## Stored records
>>
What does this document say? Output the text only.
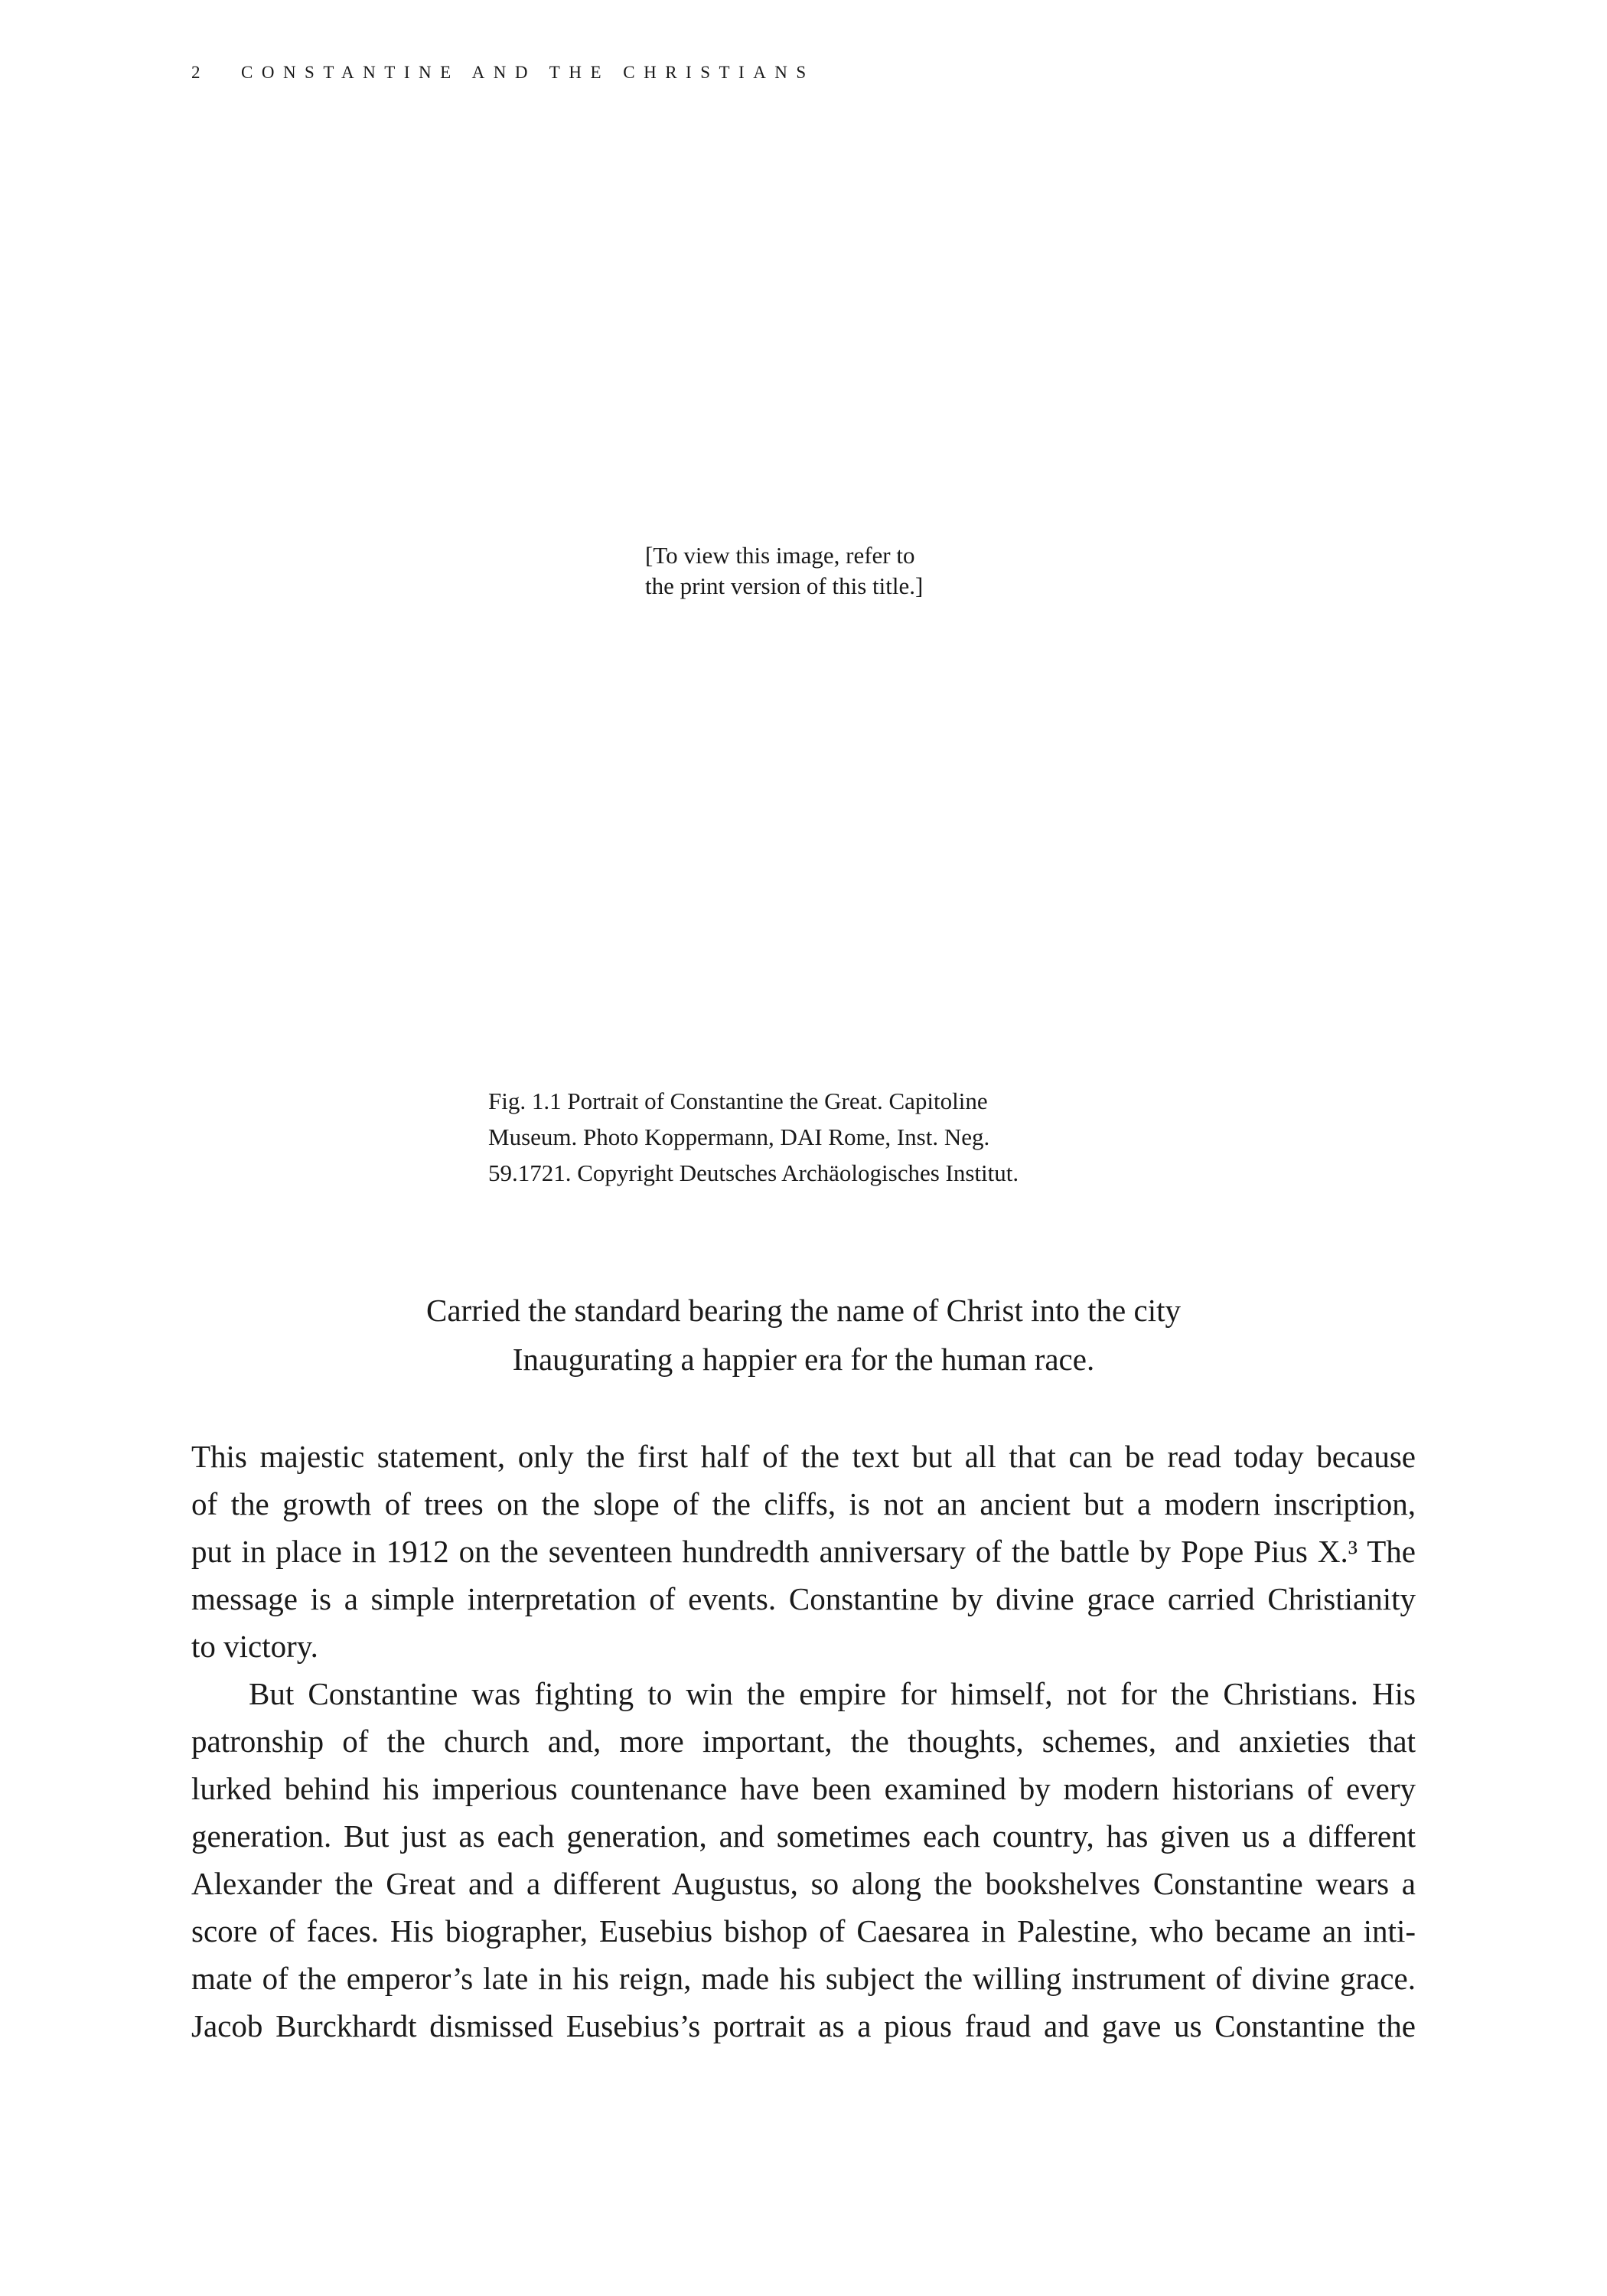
2 CONSTANTINE AND THE CHRISTIANS
[To view this image, refer to
the print version of this title.]
Fig. 1.1 Portrait of Constantine the Great. Capitoline
Museum. Photo Koppermann, DAI Rome, Inst. Neg.
59.1721. Copyright Deutsches Archäologisches Institut.
Carried the standard bearing the name of Christ into the city
Inaugurating a happier era for the human race.
This majestic statement, only the first half of the text but all that can be read today because
of the growth of trees on the slope of the cliffs, is not an ancient but a modern inscription,
put in place in 1912 on the seventeen hundredth anniversary of the battle by Pope Pius X.³ The
message is a simple interpretation of events. Constantine by divine grace carried Christianity
to victory.
But Constantine was fighting to win the empire for himself, not for the Christians. His
patronship of the church and, more important, the thoughts, schemes, and anxieties that
lurked behind his imperious countenance have been examined by modern historians of every
generation. But just as each generation, and sometimes each country, has given us a different
Alexander the Great and a different Augustus, so along the bookshelves Constantine wears a
score of faces. His biographer, Eusebius bishop of Caesarea in Palestine, who became an inti-
mate of the emperor’s late in his reign, made his subject the willing instrument of divine grace.
Jacob Burckhardt dismissed Eusebius’s portrait as a pious fraud and gave us Constantine the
<<
## WORK REQUIRED
Copy out the lines in which the string "different" appears.

## RESULT BELOW
generation. But just as each generation, and sometimes each country, has given us a different
Alexander the Great and a different Augustus, so along the bookshelves Constantine wears a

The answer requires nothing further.